#### Information shown
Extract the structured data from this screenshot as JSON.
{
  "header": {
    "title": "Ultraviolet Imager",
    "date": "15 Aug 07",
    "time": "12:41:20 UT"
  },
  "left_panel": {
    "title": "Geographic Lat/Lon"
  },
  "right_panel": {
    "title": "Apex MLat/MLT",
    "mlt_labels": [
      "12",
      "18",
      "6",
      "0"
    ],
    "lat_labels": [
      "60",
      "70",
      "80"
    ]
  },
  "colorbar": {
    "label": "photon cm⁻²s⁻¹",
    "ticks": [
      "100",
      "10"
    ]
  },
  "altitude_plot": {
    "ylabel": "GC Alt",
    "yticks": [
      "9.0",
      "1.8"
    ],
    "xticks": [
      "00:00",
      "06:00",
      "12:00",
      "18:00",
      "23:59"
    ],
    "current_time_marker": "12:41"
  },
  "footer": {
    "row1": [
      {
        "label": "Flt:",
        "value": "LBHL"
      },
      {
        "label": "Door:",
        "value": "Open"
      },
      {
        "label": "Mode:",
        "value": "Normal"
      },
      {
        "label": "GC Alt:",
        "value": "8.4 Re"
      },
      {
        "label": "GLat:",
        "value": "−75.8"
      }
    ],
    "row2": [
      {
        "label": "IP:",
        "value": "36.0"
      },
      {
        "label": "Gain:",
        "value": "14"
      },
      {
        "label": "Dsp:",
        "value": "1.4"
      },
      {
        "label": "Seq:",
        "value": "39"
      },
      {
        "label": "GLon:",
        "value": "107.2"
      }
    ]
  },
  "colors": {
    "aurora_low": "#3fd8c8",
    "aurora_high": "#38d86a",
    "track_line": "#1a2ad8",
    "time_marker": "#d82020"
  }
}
########
#### Information shown
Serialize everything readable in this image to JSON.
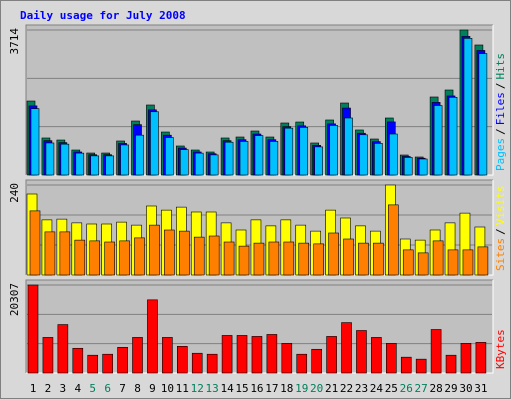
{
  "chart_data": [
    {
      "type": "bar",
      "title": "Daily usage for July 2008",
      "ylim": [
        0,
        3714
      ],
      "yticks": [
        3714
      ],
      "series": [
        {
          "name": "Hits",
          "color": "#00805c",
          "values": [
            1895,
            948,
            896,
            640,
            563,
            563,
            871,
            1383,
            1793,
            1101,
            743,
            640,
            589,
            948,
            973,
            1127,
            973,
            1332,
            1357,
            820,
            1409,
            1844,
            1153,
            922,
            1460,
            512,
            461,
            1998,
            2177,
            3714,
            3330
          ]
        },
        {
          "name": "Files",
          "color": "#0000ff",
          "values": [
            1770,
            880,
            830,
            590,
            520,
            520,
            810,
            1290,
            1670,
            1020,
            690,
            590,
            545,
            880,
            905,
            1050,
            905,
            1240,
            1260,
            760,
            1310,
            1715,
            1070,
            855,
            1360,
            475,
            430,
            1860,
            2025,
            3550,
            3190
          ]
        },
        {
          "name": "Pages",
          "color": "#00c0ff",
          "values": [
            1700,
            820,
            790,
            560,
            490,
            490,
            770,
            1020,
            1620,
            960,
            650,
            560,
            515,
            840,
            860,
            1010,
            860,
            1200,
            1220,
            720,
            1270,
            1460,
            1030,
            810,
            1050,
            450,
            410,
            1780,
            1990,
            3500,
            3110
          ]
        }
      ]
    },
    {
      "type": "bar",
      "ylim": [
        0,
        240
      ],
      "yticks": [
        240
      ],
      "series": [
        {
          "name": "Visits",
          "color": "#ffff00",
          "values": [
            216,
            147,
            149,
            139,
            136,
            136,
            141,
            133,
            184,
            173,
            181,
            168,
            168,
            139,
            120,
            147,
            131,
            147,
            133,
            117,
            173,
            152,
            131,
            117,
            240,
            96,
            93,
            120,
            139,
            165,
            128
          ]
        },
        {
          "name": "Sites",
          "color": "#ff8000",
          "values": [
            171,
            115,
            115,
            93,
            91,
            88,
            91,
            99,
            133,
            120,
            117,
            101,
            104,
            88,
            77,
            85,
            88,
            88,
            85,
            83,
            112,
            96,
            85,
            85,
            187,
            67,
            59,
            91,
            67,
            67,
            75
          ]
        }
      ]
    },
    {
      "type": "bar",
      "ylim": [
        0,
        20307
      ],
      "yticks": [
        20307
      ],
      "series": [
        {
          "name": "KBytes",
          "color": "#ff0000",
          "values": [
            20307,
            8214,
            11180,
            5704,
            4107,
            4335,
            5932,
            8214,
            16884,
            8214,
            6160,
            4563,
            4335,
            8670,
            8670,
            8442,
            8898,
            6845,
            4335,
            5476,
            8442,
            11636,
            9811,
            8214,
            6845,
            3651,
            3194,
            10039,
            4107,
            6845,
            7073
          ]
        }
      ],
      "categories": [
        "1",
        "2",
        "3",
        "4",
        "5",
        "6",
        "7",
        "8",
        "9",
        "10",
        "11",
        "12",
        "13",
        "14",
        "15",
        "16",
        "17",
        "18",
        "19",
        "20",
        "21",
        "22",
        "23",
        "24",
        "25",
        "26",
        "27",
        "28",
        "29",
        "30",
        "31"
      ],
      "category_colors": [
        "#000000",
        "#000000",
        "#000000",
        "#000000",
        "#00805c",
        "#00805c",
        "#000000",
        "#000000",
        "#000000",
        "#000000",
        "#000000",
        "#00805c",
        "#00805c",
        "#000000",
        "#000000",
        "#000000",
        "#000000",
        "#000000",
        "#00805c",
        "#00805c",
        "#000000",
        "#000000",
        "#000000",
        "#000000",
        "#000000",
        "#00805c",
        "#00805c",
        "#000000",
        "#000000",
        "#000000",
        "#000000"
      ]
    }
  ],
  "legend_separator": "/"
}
########
> _What is required_: Of the lines in this material, state how many hold the string "name". Write no other words.

> _Result for this task_: 6